[Short exercise]: Leaving the pictures aside, transcribe every line below exactly.

### Given data

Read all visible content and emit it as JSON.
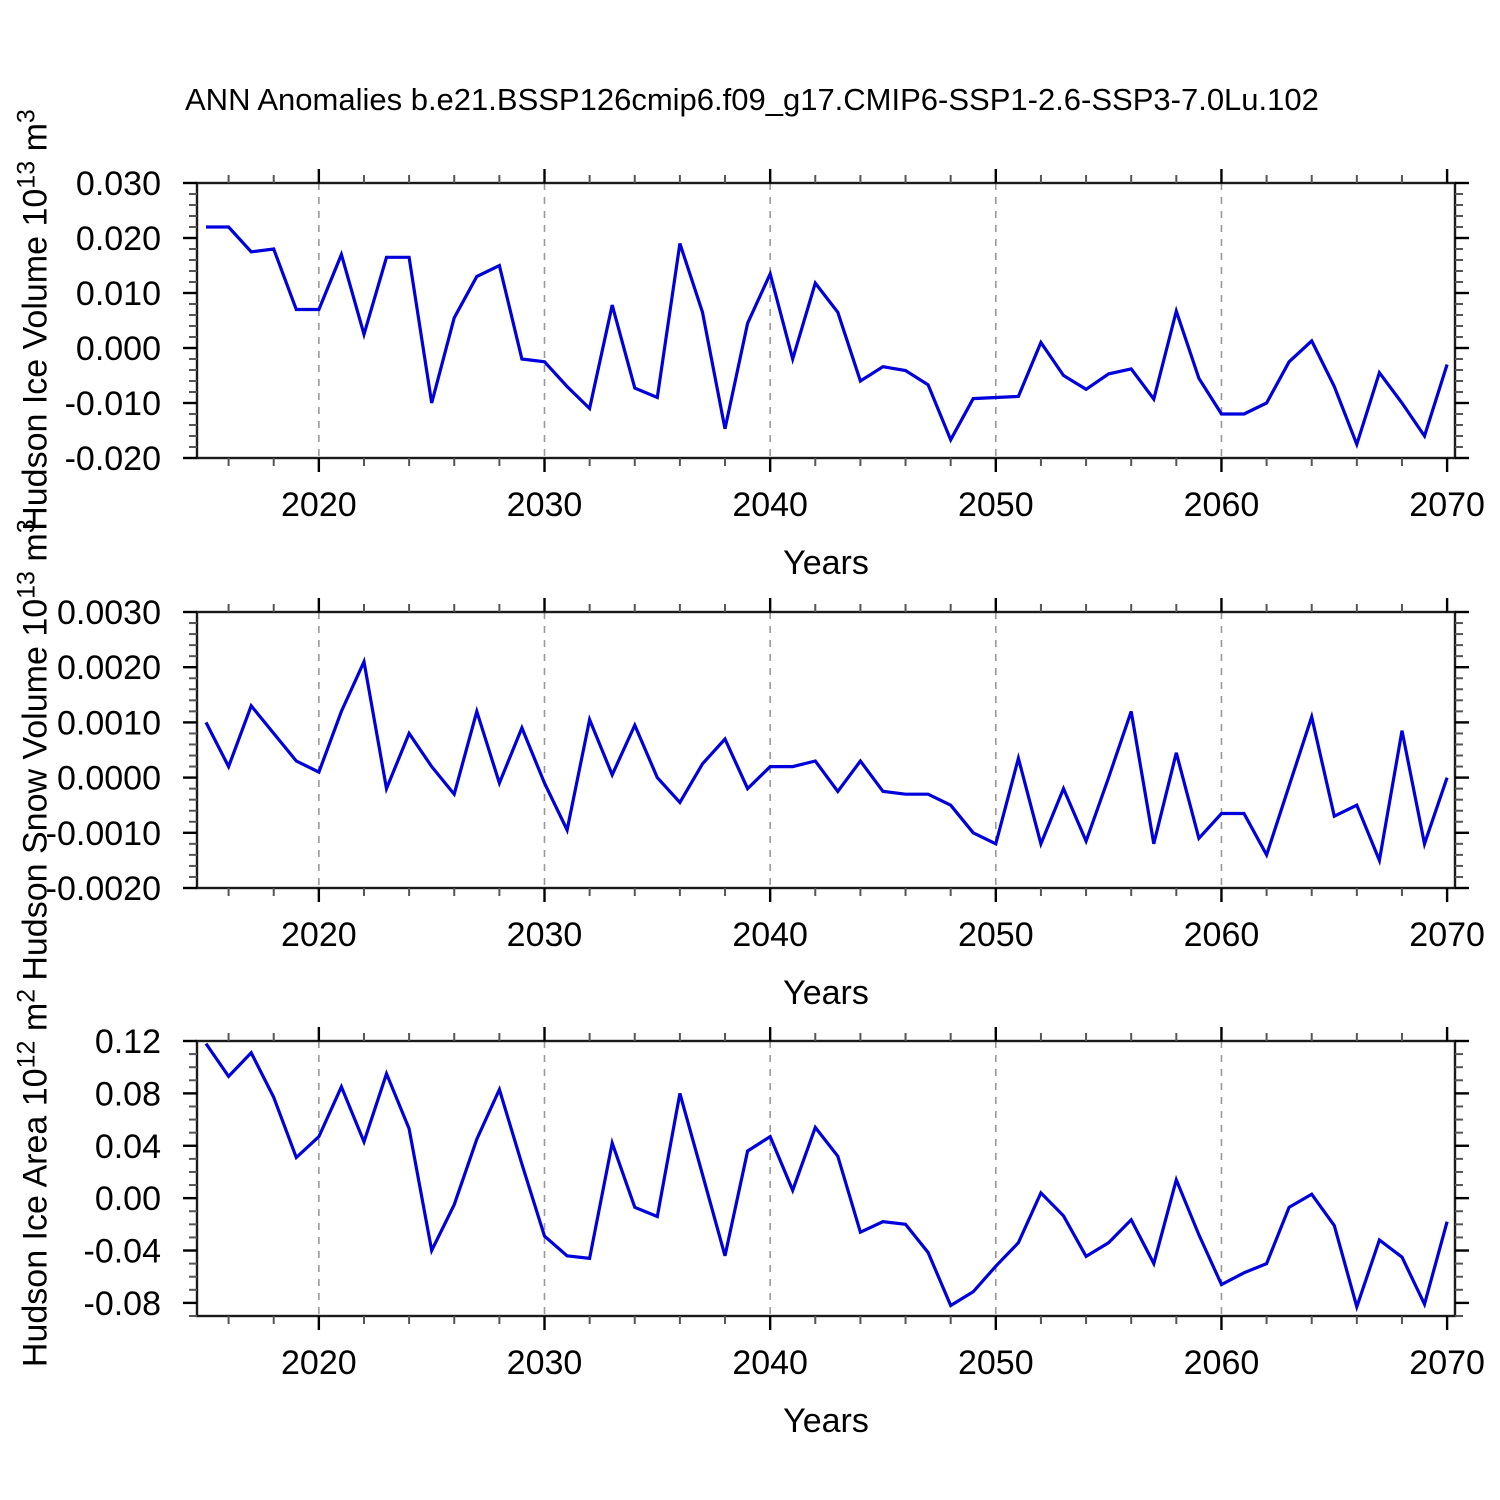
{
  "title": "ANN Anomalies b.e21.BSSP126cmip6.f09_g17.CMIP6-SSP1-2.6-SSP3-7.0Lu.102",
  "xlabel": "Years",
  "chart_data": {
    "type": "line",
    "line_color": "#0000dd",
    "grid_color": "#999999",
    "axis_color": "#1a1a1a",
    "legend": "none",
    "grid_years": [
      2020,
      2030,
      2040,
      2050,
      2060
    ],
    "xlim": [
      2014.6,
      2070.35
    ],
    "xticks": [
      2020,
      2030,
      2040,
      2050,
      2060,
      2070
    ],
    "xtick_labels": [
      "2020",
      "2030",
      "2040",
      "2050",
      "2060",
      "2070"
    ],
    "xtick_minor_step": 2,
    "x": [
      2015,
      2016,
      2017,
      2018,
      2019,
      2020,
      2021,
      2022,
      2023,
      2024,
      2025,
      2026,
      2027,
      2028,
      2029,
      2030,
      2031,
      2032,
      2033,
      2034,
      2035,
      2036,
      2037,
      2038,
      2039,
      2040,
      2041,
      2042,
      2043,
      2044,
      2045,
      2046,
      2047,
      2048,
      2049,
      2050,
      2051,
      2052,
      2053,
      2054,
      2055,
      2056,
      2057,
      2058,
      2059,
      2060,
      2061,
      2062,
      2063,
      2064,
      2065,
      2066,
      2067,
      2068,
      2069,
      2070
    ],
    "panels": [
      {
        "name": "hudson-ice-volume",
        "ylabel": {
          "base": "Hudson Ice Volume 10",
          "exp": "13",
          "mid": " m",
          "exp2": "3"
        },
        "ylim": [
          -0.02,
          0.03
        ],
        "yticks": [
          0.03,
          0.02,
          0.01,
          0.0,
          -0.01,
          -0.02
        ],
        "ytick_labels": [
          "0.030",
          "0.020",
          "0.010",
          "0.000",
          "-0.010",
          "-0.020"
        ],
        "ytick_minor_step": 0.002,
        "values": [
          0.022,
          0.022,
          0.0175,
          0.018,
          0.007,
          0.007,
          0.017,
          0.0025,
          0.0165,
          0.0165,
          -0.01,
          0.0055,
          0.013,
          0.015,
          -0.002,
          -0.0025,
          -0.007,
          -0.011,
          0.0078,
          -0.0073,
          -0.009,
          0.019,
          0.0065,
          -0.0147,
          0.0045,
          0.0135,
          -0.002,
          0.0118,
          0.0065,
          -0.006,
          -0.0034,
          -0.0041,
          -0.0067,
          -0.0167,
          -0.0092,
          -0.009,
          -0.0088,
          0.001,
          -0.005,
          -0.0075,
          -0.0047,
          -0.0038,
          -0.0093,
          0.0067,
          -0.0055,
          -0.012,
          -0.012,
          -0.01,
          -0.0025,
          0.0013,
          -0.007,
          -0.0175,
          -0.0045,
          -0.01,
          -0.016,
          -0.003
        ]
      },
      {
        "name": "hudson-snow-volume",
        "ylabel": {
          "base": "Hudson Snow Volume 10",
          "exp": "13",
          "mid": " m",
          "exp2": "3"
        },
        "ylim": [
          -0.002,
          0.003
        ],
        "yticks": [
          0.003,
          0.002,
          0.001,
          0.0,
          -0.001,
          -0.002
        ],
        "ytick_labels": [
          "0.0030",
          "0.0020",
          "0.0010",
          "0.0000",
          "-0.0010",
          "-0.0020"
        ],
        "ytick_minor_step": 0.0002,
        "values": [
          0.001,
          0.0002,
          0.0013,
          0.0008,
          0.0003,
          0.0001,
          0.0012,
          0.0021,
          -0.0002,
          0.0008,
          0.0002,
          -0.0003,
          0.0012,
          -0.0001,
          0.0009,
          -0.0001,
          -0.00095,
          0.00105,
          5e-05,
          0.00095,
          0.0,
          -0.00045,
          0.00025,
          0.0007,
          -0.0002,
          0.0002,
          0.0002,
          0.0003,
          -0.00025,
          0.0003,
          -0.00025,
          -0.0003,
          -0.0003,
          -0.0005,
          -0.001,
          -0.0012,
          0.00035,
          -0.0012,
          -0.0002,
          -0.00115,
          0.0,
          0.0012,
          -0.0012,
          0.00045,
          -0.0011,
          -0.00065,
          -0.00065,
          -0.0014,
          -0.00015,
          0.0011,
          -0.0007,
          -0.0005,
          -0.0015,
          0.00085,
          -0.0012,
          0.0
        ]
      },
      {
        "name": "hudson-ice-area",
        "ylabel": {
          "base": "Hudson Ice Area 10",
          "exp": "12",
          "mid": " m",
          "exp2": "2"
        },
        "ylim": [
          -0.09,
          0.12
        ],
        "yticks": [
          0.12,
          0.08,
          0.04,
          0.0,
          -0.04,
          -0.08
        ],
        "ytick_labels": [
          "0.12",
          "0.08",
          "0.04",
          "0.00",
          "-0.04",
          "-0.08"
        ],
        "ytick_minor_step": 0.01,
        "values": [
          0.118,
          0.093,
          0.111,
          0.077,
          0.031,
          0.047,
          0.085,
          0.043,
          0.095,
          0.053,
          -0.04,
          -0.005,
          0.045,
          0.083,
          0.026,
          -0.029,
          -0.044,
          -0.046,
          0.042,
          -0.007,
          -0.014,
          0.08,
          0.018,
          -0.044,
          0.036,
          0.047,
          0.006,
          0.054,
          0.032,
          -0.026,
          -0.018,
          -0.02,
          -0.0415,
          -0.082,
          -0.0715,
          -0.052,
          -0.034,
          0.004,
          -0.0135,
          -0.0445,
          -0.034,
          -0.0165,
          -0.05,
          0.014,
          -0.028,
          -0.066,
          -0.057,
          -0.05,
          -0.007,
          0.003,
          -0.021,
          -0.083,
          -0.032,
          -0.045,
          -0.081,
          -0.018
        ]
      }
    ]
  }
}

######

[Solution for this exercise]:
Read all visible content and emit it as JSON.
{
  "title": "ANN Anomalies b.e21.BSSP126cmip6.f09_g17.CMIP6-SSP1-2.6-SSP3-7.0Lu.102",
  "xlabel": "Years",
  "chart_data": {
    "type": "line",
    "line_color": "#0000dd",
    "grid_color": "#999999",
    "axis_color": "#1a1a1a",
    "legend": "none",
    "grid_years": [
      2020,
      2030,
      2040,
      2050,
      2060
    ],
    "xlim": [
      2014.6,
      2070.35
    ],
    "xticks": [
      2020,
      2030,
      2040,
      2050,
      2060,
      2070
    ],
    "xtick_labels": [
      "2020",
      "2030",
      "2040",
      "2050",
      "2060",
      "2070"
    ],
    "xtick_minor_step": 2,
    "x": [
      2015,
      2016,
      2017,
      2018,
      2019,
      2020,
      2021,
      2022,
      2023,
      2024,
      2025,
      2026,
      2027,
      2028,
      2029,
      2030,
      2031,
      2032,
      2033,
      2034,
      2035,
      2036,
      2037,
      2038,
      2039,
      2040,
      2041,
      2042,
      2043,
      2044,
      2045,
      2046,
      2047,
      2048,
      2049,
      2050,
      2051,
      2052,
      2053,
      2054,
      2055,
      2056,
      2057,
      2058,
      2059,
      2060,
      2061,
      2062,
      2063,
      2064,
      2065,
      2066,
      2067,
      2068,
      2069,
      2070
    ],
    "panels": [
      {
        "name": "hudson-ice-volume",
        "ylabel": {
          "base": "Hudson Ice Volume 10",
          "exp": "13",
          "mid": " m",
          "exp2": "3"
        },
        "ylim": [
          -0.02,
          0.03
        ],
        "yticks": [
          0.03,
          0.02,
          0.01,
          0.0,
          -0.01,
          -0.02
        ],
        "ytick_labels": [
          "0.030",
          "0.020",
          "0.010",
          "0.000",
          "-0.010",
          "-0.020"
        ],
        "ytick_minor_step": 0.002,
        "values": [
          0.022,
          0.022,
          0.0175,
          0.018,
          0.007,
          0.007,
          0.017,
          0.0025,
          0.0165,
          0.0165,
          -0.01,
          0.0055,
          0.013,
          0.015,
          -0.002,
          -0.0025,
          -0.007,
          -0.011,
          0.0078,
          -0.0073,
          -0.009,
          0.019,
          0.0065,
          -0.0147,
          0.0045,
          0.0135,
          -0.002,
          0.0118,
          0.0065,
          -0.006,
          -0.0034,
          -0.0041,
          -0.0067,
          -0.0167,
          -0.0092,
          -0.009,
          -0.0088,
          0.001,
          -0.005,
          -0.0075,
          -0.0047,
          -0.0038,
          -0.0093,
          0.0067,
          -0.0055,
          -0.012,
          -0.012,
          -0.01,
          -0.0025,
          0.0013,
          -0.007,
          -0.0175,
          -0.0045,
          -0.01,
          -0.016,
          -0.003
        ]
      },
      {
        "name": "hudson-snow-volume",
        "ylabel": {
          "base": "Hudson Snow Volume 10",
          "exp": "13",
          "mid": " m",
          "exp2": "3"
        },
        "ylim": [
          -0.002,
          0.003
        ],
        "yticks": [
          0.003,
          0.002,
          0.001,
          0.0,
          -0.001,
          -0.002
        ],
        "ytick_labels": [
          "0.0030",
          "0.0020",
          "0.0010",
          "0.0000",
          "-0.0010",
          "-0.0020"
        ],
        "ytick_minor_step": 0.0002,
        "values": [
          0.001,
          0.0002,
          0.0013,
          0.0008,
          0.0003,
          0.0001,
          0.0012,
          0.0021,
          -0.0002,
          0.0008,
          0.0002,
          -0.0003,
          0.0012,
          -0.0001,
          0.0009,
          -0.0001,
          -0.00095,
          0.00105,
          5e-05,
          0.00095,
          0.0,
          -0.00045,
          0.00025,
          0.0007,
          -0.0002,
          0.0002,
          0.0002,
          0.0003,
          -0.00025,
          0.0003,
          -0.00025,
          -0.0003,
          -0.0003,
          -0.0005,
          -0.001,
          -0.0012,
          0.00035,
          -0.0012,
          -0.0002,
          -0.00115,
          0.0,
          0.0012,
          -0.0012,
          0.00045,
          -0.0011,
          -0.00065,
          -0.00065,
          -0.0014,
          -0.00015,
          0.0011,
          -0.0007,
          -0.0005,
          -0.0015,
          0.00085,
          -0.0012,
          0.0
        ]
      },
      {
        "name": "hudson-ice-area",
        "ylabel": {
          "base": "Hudson Ice Area 10",
          "exp": "12",
          "mid": " m",
          "exp2": "2"
        },
        "ylim": [
          -0.09,
          0.12
        ],
        "yticks": [
          0.12,
          0.08,
          0.04,
          0.0,
          -0.04,
          -0.08
        ],
        "ytick_labels": [
          "0.12",
          "0.08",
          "0.04",
          "0.00",
          "-0.04",
          "-0.08"
        ],
        "ytick_minor_step": 0.01,
        "values": [
          0.118,
          0.093,
          0.111,
          0.077,
          0.031,
          0.047,
          0.085,
          0.043,
          0.095,
          0.053,
          -0.04,
          -0.005,
          0.045,
          0.083,
          0.026,
          -0.029,
          -0.044,
          -0.046,
          0.042,
          -0.007,
          -0.014,
          0.08,
          0.018,
          -0.044,
          0.036,
          0.047,
          0.006,
          0.054,
          0.032,
          -0.026,
          -0.018,
          -0.02,
          -0.0415,
          -0.082,
          -0.0715,
          -0.052,
          -0.034,
          0.004,
          -0.0135,
          -0.0445,
          -0.034,
          -0.0165,
          -0.05,
          0.014,
          -0.028,
          -0.066,
          -0.057,
          -0.05,
          -0.007,
          0.003,
          -0.021,
          -0.083,
          -0.032,
          -0.045,
          -0.081,
          -0.018
        ]
      }
    ]
  }
}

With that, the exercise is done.